* Begin Extracted material *
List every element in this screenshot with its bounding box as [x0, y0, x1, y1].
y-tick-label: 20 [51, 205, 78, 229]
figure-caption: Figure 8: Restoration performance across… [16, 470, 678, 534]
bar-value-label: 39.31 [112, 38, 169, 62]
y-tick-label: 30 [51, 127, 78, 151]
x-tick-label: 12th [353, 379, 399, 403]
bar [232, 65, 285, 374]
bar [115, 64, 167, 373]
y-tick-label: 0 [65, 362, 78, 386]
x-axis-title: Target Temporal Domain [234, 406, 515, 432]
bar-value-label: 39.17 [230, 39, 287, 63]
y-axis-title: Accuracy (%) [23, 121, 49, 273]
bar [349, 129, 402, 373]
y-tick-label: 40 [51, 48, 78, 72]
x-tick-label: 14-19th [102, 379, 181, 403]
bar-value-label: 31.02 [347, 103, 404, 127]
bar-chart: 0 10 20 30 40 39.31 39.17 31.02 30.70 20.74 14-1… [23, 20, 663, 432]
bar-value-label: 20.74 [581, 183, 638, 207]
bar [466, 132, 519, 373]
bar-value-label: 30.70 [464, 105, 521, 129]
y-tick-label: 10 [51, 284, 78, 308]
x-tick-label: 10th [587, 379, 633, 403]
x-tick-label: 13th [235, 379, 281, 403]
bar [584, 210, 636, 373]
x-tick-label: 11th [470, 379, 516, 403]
* End Extracted material *
■ **The request**
Rewrite all the records above, changing every "bar-value-label" to "data-label" and leaving everything else unchanged.

■ **Problem solution**
List every element in this screenshot with its bounding box as [x0, y0, x1, y1].
y-tick-label: 20 [51, 205, 78, 229]
figure-caption: Figure 8: Restoration performance across… [16, 470, 678, 534]
data-label: 39.31 [112, 38, 169, 62]
y-tick-label: 30 [51, 127, 78, 151]
x-tick-label: 12th [353, 379, 399, 403]
bar [232, 65, 285, 374]
bar [115, 64, 167, 373]
y-tick-label: 0 [65, 362, 78, 386]
x-axis-title: Target Temporal Domain [234, 406, 515, 432]
data-label: 39.17 [230, 39, 287, 63]
y-axis-title: Accuracy (%) [23, 121, 49, 273]
bar [349, 129, 402, 373]
y-tick-label: 40 [51, 48, 78, 72]
x-tick-label: 14-19th [102, 379, 181, 403]
data-label: 31.02 [347, 103, 404, 127]
bar-chart: 0 10 20 30 40 39.31 39.17 31.02 30.70 20.74 14-1… [23, 20, 663, 432]
data-label: 20.74 [581, 183, 638, 207]
bar [466, 132, 519, 373]
data-label: 30.70 [464, 105, 521, 129]
y-tick-label: 10 [51, 284, 78, 308]
x-tick-label: 10th [587, 379, 633, 403]
x-tick-label: 13th [235, 379, 281, 403]
bar [584, 210, 636, 373]
x-tick-label: 11th [470, 379, 516, 403]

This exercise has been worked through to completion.